Provided data -
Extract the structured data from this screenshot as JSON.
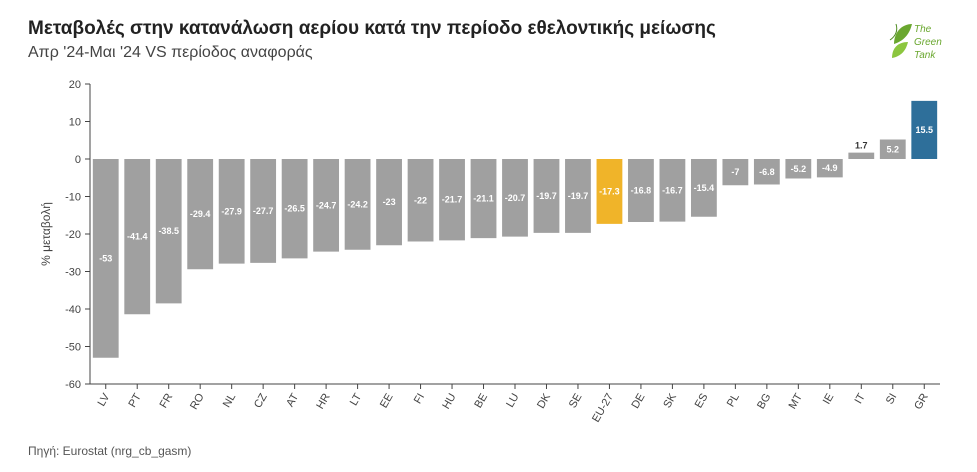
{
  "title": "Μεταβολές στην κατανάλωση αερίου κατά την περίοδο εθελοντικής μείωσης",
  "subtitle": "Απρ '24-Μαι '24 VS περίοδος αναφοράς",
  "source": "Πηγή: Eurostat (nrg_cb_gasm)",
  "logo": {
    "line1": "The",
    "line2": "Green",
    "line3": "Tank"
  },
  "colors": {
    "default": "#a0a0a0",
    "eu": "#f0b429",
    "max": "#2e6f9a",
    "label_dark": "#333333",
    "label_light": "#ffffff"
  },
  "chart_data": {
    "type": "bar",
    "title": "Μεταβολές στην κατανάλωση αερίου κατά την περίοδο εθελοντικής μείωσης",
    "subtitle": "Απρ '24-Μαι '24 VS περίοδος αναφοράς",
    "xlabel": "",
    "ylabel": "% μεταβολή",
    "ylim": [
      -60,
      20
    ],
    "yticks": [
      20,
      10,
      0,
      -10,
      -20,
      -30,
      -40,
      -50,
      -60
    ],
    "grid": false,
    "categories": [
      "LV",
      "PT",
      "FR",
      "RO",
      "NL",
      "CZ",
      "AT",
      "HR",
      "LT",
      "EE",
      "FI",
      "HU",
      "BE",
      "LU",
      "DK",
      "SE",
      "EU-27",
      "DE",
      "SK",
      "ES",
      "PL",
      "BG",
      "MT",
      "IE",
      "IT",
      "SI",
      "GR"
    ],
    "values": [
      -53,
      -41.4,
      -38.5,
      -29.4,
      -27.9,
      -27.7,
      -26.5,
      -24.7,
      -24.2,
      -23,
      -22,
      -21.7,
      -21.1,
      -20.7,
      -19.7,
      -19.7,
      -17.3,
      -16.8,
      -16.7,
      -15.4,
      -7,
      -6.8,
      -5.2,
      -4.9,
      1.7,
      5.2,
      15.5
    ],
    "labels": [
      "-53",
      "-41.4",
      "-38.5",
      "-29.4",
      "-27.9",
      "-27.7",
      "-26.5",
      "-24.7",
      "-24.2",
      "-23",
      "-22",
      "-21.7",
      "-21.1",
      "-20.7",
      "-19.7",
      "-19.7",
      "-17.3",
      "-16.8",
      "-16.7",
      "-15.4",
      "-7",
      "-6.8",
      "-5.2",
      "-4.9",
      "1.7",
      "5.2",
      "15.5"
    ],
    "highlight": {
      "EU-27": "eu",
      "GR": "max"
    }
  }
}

Stated problem - Quote the entries above word for word. Leave the images out.

Exercise response -
Extract the structured data from this screenshot as JSON.
{
  "title": "Μεταβολές στην κατανάλωση αερίου κατά την περίοδο εθελοντικής μείωσης",
  "subtitle": "Απρ '24-Μαι '24 VS περίοδος αναφοράς",
  "source": "Πηγή: Eurostat (nrg_cb_gasm)",
  "logo": {
    "line1": "The",
    "line2": "Green",
    "line3": "Tank"
  },
  "colors": {
    "default": "#a0a0a0",
    "eu": "#f0b429",
    "max": "#2e6f9a",
    "label_dark": "#333333",
    "label_light": "#ffffff"
  },
  "chart_data": {
    "type": "bar",
    "title": "Μεταβολές στην κατανάλωση αερίου κατά την περίοδο εθελοντικής μείωσης",
    "subtitle": "Απρ '24-Μαι '24 VS περίοδος αναφοράς",
    "xlabel": "",
    "ylabel": "% μεταβολή",
    "ylim": [
      -60,
      20
    ],
    "yticks": [
      20,
      10,
      0,
      -10,
      -20,
      -30,
      -40,
      -50,
      -60
    ],
    "grid": false,
    "categories": [
      "LV",
      "PT",
      "FR",
      "RO",
      "NL",
      "CZ",
      "AT",
      "HR",
      "LT",
      "EE",
      "FI",
      "HU",
      "BE",
      "LU",
      "DK",
      "SE",
      "EU-27",
      "DE",
      "SK",
      "ES",
      "PL",
      "BG",
      "MT",
      "IE",
      "IT",
      "SI",
      "GR"
    ],
    "values": [
      -53,
      -41.4,
      -38.5,
      -29.4,
      -27.9,
      -27.7,
      -26.5,
      -24.7,
      -24.2,
      -23,
      -22,
      -21.7,
      -21.1,
      -20.7,
      -19.7,
      -19.7,
      -17.3,
      -16.8,
      -16.7,
      -15.4,
      -7,
      -6.8,
      -5.2,
      -4.9,
      1.7,
      5.2,
      15.5
    ],
    "labels": [
      "-53",
      "-41.4",
      "-38.5",
      "-29.4",
      "-27.9",
      "-27.7",
      "-26.5",
      "-24.7",
      "-24.2",
      "-23",
      "-22",
      "-21.7",
      "-21.1",
      "-20.7",
      "-19.7",
      "-19.7",
      "-17.3",
      "-16.8",
      "-16.7",
      "-15.4",
      "-7",
      "-6.8",
      "-5.2",
      "-4.9",
      "1.7",
      "5.2",
      "15.5"
    ],
    "highlight": {
      "EU-27": "eu",
      "GR": "max"
    }
  }
}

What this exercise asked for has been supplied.